= TASK DESCRIPTION =
Reproduce every one of the records below verbatim, line by line, and omit the pictures from your answer.

= DATASET ENTRIES =
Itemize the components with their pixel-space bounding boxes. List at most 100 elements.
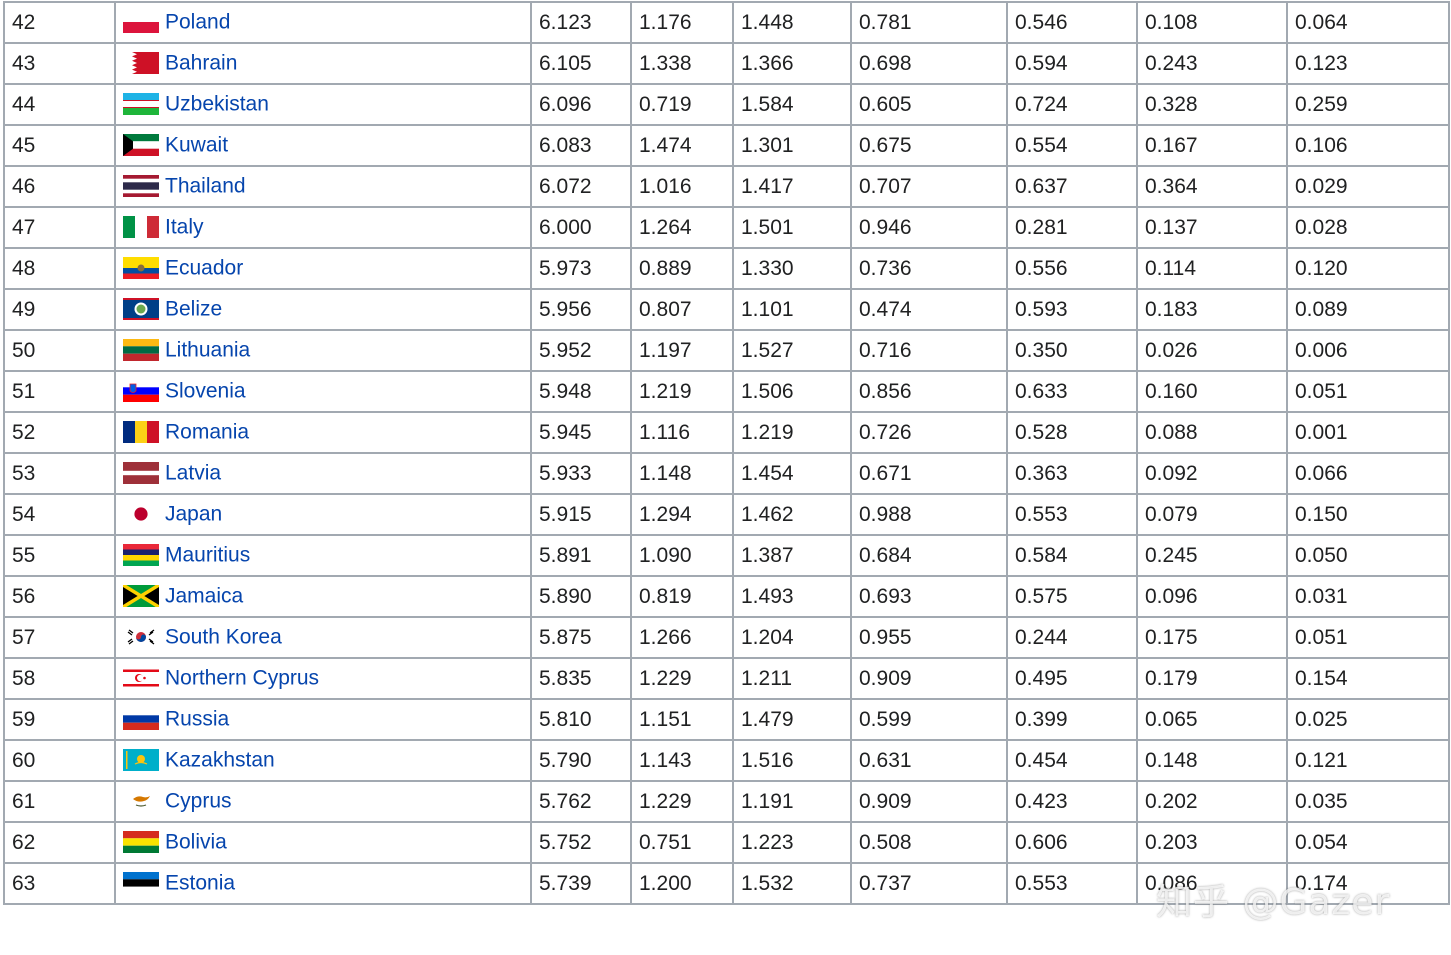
value-cell: 1.176 <box>630 1 734 44</box>
value-cell: 0.259 <box>1286 83 1450 126</box>
country-cell: Thailand <box>114 165 532 208</box>
table-row: 42 Poland 6.123 1.176 1.448 0.781 0.546 0.108 0.… <box>3 1 1450 44</box>
value-cell: 1.301 <box>732 124 852 167</box>
value-cell: 0.474 <box>850 288 1008 331</box>
value-cell: 0.029 <box>1286 165 1450 208</box>
country-cell: Cyprus <box>114 780 532 823</box>
country-link[interactable]: South Korea <box>165 626 282 649</box>
value-cell: 5.973 <box>530 247 632 290</box>
value-cell: 0.633 <box>1006 370 1138 413</box>
value-cell: 5.752 <box>530 821 632 864</box>
value-cell: 0.707 <box>850 165 1008 208</box>
value-cell: 0.243 <box>1136 42 1288 85</box>
value-cell: 1.338 <box>630 42 734 85</box>
value-cell: 0.120 <box>1286 247 1450 290</box>
value-cell: 5.952 <box>530 329 632 372</box>
country-cell: Ecuador <box>114 247 532 290</box>
belize-flag-icon <box>123 297 159 320</box>
value-cell: 0.724 <box>1006 83 1138 126</box>
rank-cell: 56 <box>3 575 116 618</box>
value-cell: 0.092 <box>1136 452 1288 495</box>
country-cell: Kuwait <box>114 124 532 167</box>
value-cell: 0.121 <box>1286 739 1450 782</box>
country-link[interactable]: Northern Cyprus <box>165 667 319 690</box>
rank-cell: 43 <box>3 42 116 85</box>
value-cell: 0.203 <box>1136 821 1288 864</box>
country-cell: Latvia <box>114 452 532 495</box>
value-cell: 0.726 <box>850 411 1008 454</box>
value-cell: 5.915 <box>530 493 632 536</box>
value-cell: 0.495 <box>1006 657 1138 700</box>
value-cell: 5.891 <box>530 534 632 577</box>
value-cell: 0.079 <box>1136 493 1288 536</box>
country-link[interactable]: Belize <box>165 298 222 321</box>
country-link[interactable]: Mauritius <box>165 544 250 567</box>
rank-cell: 52 <box>3 411 116 454</box>
estonia-flag-icon <box>123 871 159 894</box>
country-cell: Poland <box>114 1 532 44</box>
value-cell: 0.148 <box>1136 739 1288 782</box>
value-cell: 1.527 <box>732 329 852 372</box>
value-cell: 1.501 <box>732 206 852 249</box>
northern-cyprus-flag-icon <box>123 666 159 689</box>
country-link[interactable]: Slovenia <box>165 380 246 403</box>
kuwait-flag-icon <box>123 133 159 156</box>
rank-cell: 45 <box>3 124 116 167</box>
value-cell: 1.204 <box>732 616 852 659</box>
table-row: 46 Thailand 6.072 1.016 1.417 0.707 0.637 0.364… <box>3 165 1450 208</box>
table-row: 44 Uzbekistan 6.096 0.719 1.584 0.605 0.724 0.3… <box>3 83 1450 126</box>
country-link[interactable]: Thailand <box>165 175 246 198</box>
country-link[interactable]: Kazakhstan <box>165 749 275 772</box>
value-cell: 0.051 <box>1286 370 1450 413</box>
table-row: 43 Bahrain 6.105 1.338 1.366 0.698 0.594 0.243 0… <box>3 42 1450 85</box>
country-link[interactable]: Jamaica <box>165 585 243 608</box>
country-link[interactable]: Bahrain <box>165 52 237 75</box>
country-link[interactable]: Uzbekistan <box>165 93 269 116</box>
country-link[interactable]: Cyprus <box>165 790 232 813</box>
country-link[interactable]: Italy <box>165 216 204 239</box>
value-cell: 0.245 <box>1136 534 1288 577</box>
happiness-ranking-table: 42 Poland 6.123 1.176 1.448 0.781 0.546 0.108 0.… <box>3 1 1450 905</box>
value-cell: 0.088 <box>1136 411 1288 454</box>
country-link[interactable]: Kuwait <box>165 134 228 157</box>
value-cell: 0.909 <box>850 657 1008 700</box>
south-korea-flag-icon <box>123 625 159 648</box>
value-cell: 0.174 <box>1286 862 1450 905</box>
value-cell: 5.739 <box>530 862 632 905</box>
value-cell: 5.890 <box>530 575 632 618</box>
rank-cell: 54 <box>3 493 116 536</box>
country-cell: Uzbekistan <box>114 83 532 126</box>
country-link[interactable]: Estonia <box>165 872 235 895</box>
rank-cell: 63 <box>3 862 116 905</box>
country-cell: Northern Cyprus <box>114 657 532 700</box>
value-cell: 0.137 <box>1136 206 1288 249</box>
table-row: 49 Belize 5.956 0.807 1.101 0.474 0.593 0.183 0.… <box>3 288 1450 331</box>
table-row: 54 Japan 5.915 1.294 1.462 0.988 0.553 0.079 0.1… <box>3 493 1450 536</box>
value-cell: 0.154 <box>1286 657 1450 700</box>
country-link[interactable]: Japan <box>165 503 222 526</box>
value-cell: 0.909 <box>850 780 1008 823</box>
value-cell: 1.116 <box>630 411 734 454</box>
value-cell: 0.889 <box>630 247 734 290</box>
value-cell: 0.064 <box>1286 1 1450 44</box>
table-row: 58 Northern Cyprus 5.835 1.229 1.211 0.909 0.4… <box>3 657 1450 700</box>
rank-cell: 60 <box>3 739 116 782</box>
value-cell: 1.479 <box>732 698 852 741</box>
rank-cell: 51 <box>3 370 116 413</box>
country-link[interactable]: Bolivia <box>165 831 227 854</box>
country-link[interactable]: Poland <box>165 11 230 34</box>
country-cell: Romania <box>114 411 532 454</box>
value-cell: 0.328 <box>1136 83 1288 126</box>
country-link[interactable]: Romania <box>165 421 249 444</box>
value-cell: 0.599 <box>850 698 1008 741</box>
country-link[interactable]: Russia <box>165 708 229 731</box>
value-cell: 0.050 <box>1286 534 1450 577</box>
country-link[interactable]: Latvia <box>165 462 221 485</box>
mauritius-flag-icon <box>123 543 159 566</box>
country-link[interactable]: Lithuania <box>165 339 250 362</box>
value-cell: 0.698 <box>850 42 1008 85</box>
bolivia-flag-icon <box>123 830 159 853</box>
country-link[interactable]: Ecuador <box>165 257 243 280</box>
value-cell: 0.035 <box>1286 780 1450 823</box>
lithuania-flag-icon <box>123 338 159 361</box>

= ANSWER IN FULL =
Itemize the components with their pixel-space bounding boxes. List at most 100 elements.
value-cell: 1.176 <box>630 1 734 44</box>
value-cell: 0.259 <box>1286 83 1450 126</box>
country-cell: Thailand <box>114 165 532 208</box>
table-row: 42 Poland 6.123 1.176 1.448 0.781 0.546 0.108 0.… <box>3 1 1450 44</box>
value-cell: 1.301 <box>732 124 852 167</box>
value-cell: 0.474 <box>850 288 1008 331</box>
value-cell: 0.029 <box>1286 165 1450 208</box>
country-cell: Cyprus <box>114 780 532 823</box>
country-link[interactable]: South Korea <box>165 626 282 649</box>
value-cell: 5.973 <box>530 247 632 290</box>
value-cell: 0.633 <box>1006 370 1138 413</box>
value-cell: 5.752 <box>530 821 632 864</box>
value-cell: 0.707 <box>850 165 1008 208</box>
value-cell: 0.243 <box>1136 42 1288 85</box>
value-cell: 1.338 <box>630 42 734 85</box>
value-cell: 0.120 <box>1286 247 1450 290</box>
value-cell: 5.952 <box>530 329 632 372</box>
country-cell: Ecuador <box>114 247 532 290</box>
belize-flag-icon <box>123 297 159 320</box>
value-cell: 0.724 <box>1006 83 1138 126</box>
rank-cell: 56 <box>3 575 116 618</box>
value-cell: 0.092 <box>1136 452 1288 495</box>
country-cell: Kuwait <box>114 124 532 167</box>
value-cell: 0.121 <box>1286 739 1450 782</box>
country-link[interactable]: Northern Cyprus <box>165 667 319 690</box>
rank-cell: 43 <box>3 42 116 85</box>
value-cell: 0.203 <box>1136 821 1288 864</box>
country-cell: Latvia <box>114 452 532 495</box>
value-cell: 0.726 <box>850 411 1008 454</box>
value-cell: 5.915 <box>530 493 632 536</box>
value-cell: 0.495 <box>1006 657 1138 700</box>
value-cell: 5.891 <box>530 534 632 577</box>
value-cell: 0.079 <box>1136 493 1288 536</box>
country-link[interactable]: Belize <box>165 298 222 321</box>
country-link[interactable]: Mauritius <box>165 544 250 567</box>
rank-cell: 52 <box>3 411 116 454</box>
estonia-flag-icon <box>123 871 159 894</box>
country-cell: Poland <box>114 1 532 44</box>
value-cell: 0.148 <box>1136 739 1288 782</box>
value-cell: 1.527 <box>732 329 852 372</box>
value-cell: 1.501 <box>732 206 852 249</box>
northern-cyprus-flag-icon <box>123 666 159 689</box>
country-link[interactable]: Slovenia <box>165 380 246 403</box>
kuwait-flag-icon <box>123 133 159 156</box>
rank-cell: 45 <box>3 124 116 167</box>
value-cell: 1.204 <box>732 616 852 659</box>
table-row: 46 Thailand 6.072 1.016 1.417 0.707 0.637 0.364… <box>3 165 1450 208</box>
table-row: 44 Uzbekistan 6.096 0.719 1.584 0.605 0.724 0.3… <box>3 83 1450 126</box>
country-link[interactable]: Thailand <box>165 175 246 198</box>
country-link[interactable]: Kazakhstan <box>165 749 275 772</box>
value-cell: 0.051 <box>1286 370 1450 413</box>
table-row: 43 Bahrain 6.105 1.338 1.366 0.698 0.594 0.243 0… <box>3 42 1450 85</box>
country-link[interactable]: Jamaica <box>165 585 243 608</box>
country-link[interactable]: Bahrain <box>165 52 237 75</box>
country-link[interactable]: Uzbekistan <box>165 93 269 116</box>
country-link[interactable]: Cyprus <box>165 790 232 813</box>
country-link[interactable]: Italy <box>165 216 204 239</box>
value-cell: 0.245 <box>1136 534 1288 577</box>
happiness-ranking-table: 42 Poland 6.123 1.176 1.448 0.781 0.546 0.108 0.… <box>3 1 1450 905</box>
value-cell: 0.088 <box>1136 411 1288 454</box>
country-link[interactable]: Kuwait <box>165 134 228 157</box>
value-cell: 0.909 <box>850 657 1008 700</box>
south-korea-flag-icon <box>123 625 159 648</box>
value-cell: 0.174 <box>1286 862 1450 905</box>
value-cell: 5.739 <box>530 862 632 905</box>
value-cell: 5.890 <box>530 575 632 618</box>
rank-cell: 54 <box>3 493 116 536</box>
country-cell: Uzbekistan <box>114 83 532 126</box>
country-link[interactable]: Estonia <box>165 872 235 895</box>
rank-cell: 63 <box>3 862 116 905</box>
country-cell: Northern Cyprus <box>114 657 532 700</box>
value-cell: 0.137 <box>1136 206 1288 249</box>
table-row: 49 Belize 5.956 0.807 1.101 0.474 0.593 0.183 0.… <box>3 288 1450 331</box>
table-row: 54 Japan 5.915 1.294 1.462 0.988 0.553 0.079 0.1… <box>3 493 1450 536</box>
value-cell: 0.154 <box>1286 657 1450 700</box>
country-link[interactable]: Japan <box>165 503 222 526</box>
value-cell: 0.909 <box>850 780 1008 823</box>
value-cell: 1.116 <box>630 411 734 454</box>
value-cell: 0.889 <box>630 247 734 290</box>
value-cell: 0.064 <box>1286 1 1450 44</box>
table-row: 58 Northern Cyprus 5.835 1.229 1.211 0.909 0.4… <box>3 657 1450 700</box>
rank-cell: 60 <box>3 739 116 782</box>
value-cell: 1.479 <box>732 698 852 741</box>
rank-cell: 51 <box>3 370 116 413</box>
country-link[interactable]: Bolivia <box>165 831 227 854</box>
country-link[interactable]: Poland <box>165 11 230 34</box>
country-cell: Romania <box>114 411 532 454</box>
value-cell: 0.328 <box>1136 83 1288 126</box>
country-link[interactable]: Romania <box>165 421 249 444</box>
value-cell: 0.599 <box>850 698 1008 741</box>
country-link[interactable]: Russia <box>165 708 229 731</box>
value-cell: 0.050 <box>1286 534 1450 577</box>
country-link[interactable]: Latvia <box>165 462 221 485</box>
mauritius-flag-icon <box>123 543 159 566</box>
country-link[interactable]: Lithuania <box>165 339 250 362</box>
value-cell: 0.698 <box>850 42 1008 85</box>
bolivia-flag-icon <box>123 830 159 853</box>
country-link[interactable]: Ecuador <box>165 257 243 280</box>
value-cell: 0.035 <box>1286 780 1450 823</box>
lithuania-flag-icon <box>123 338 159 361</box>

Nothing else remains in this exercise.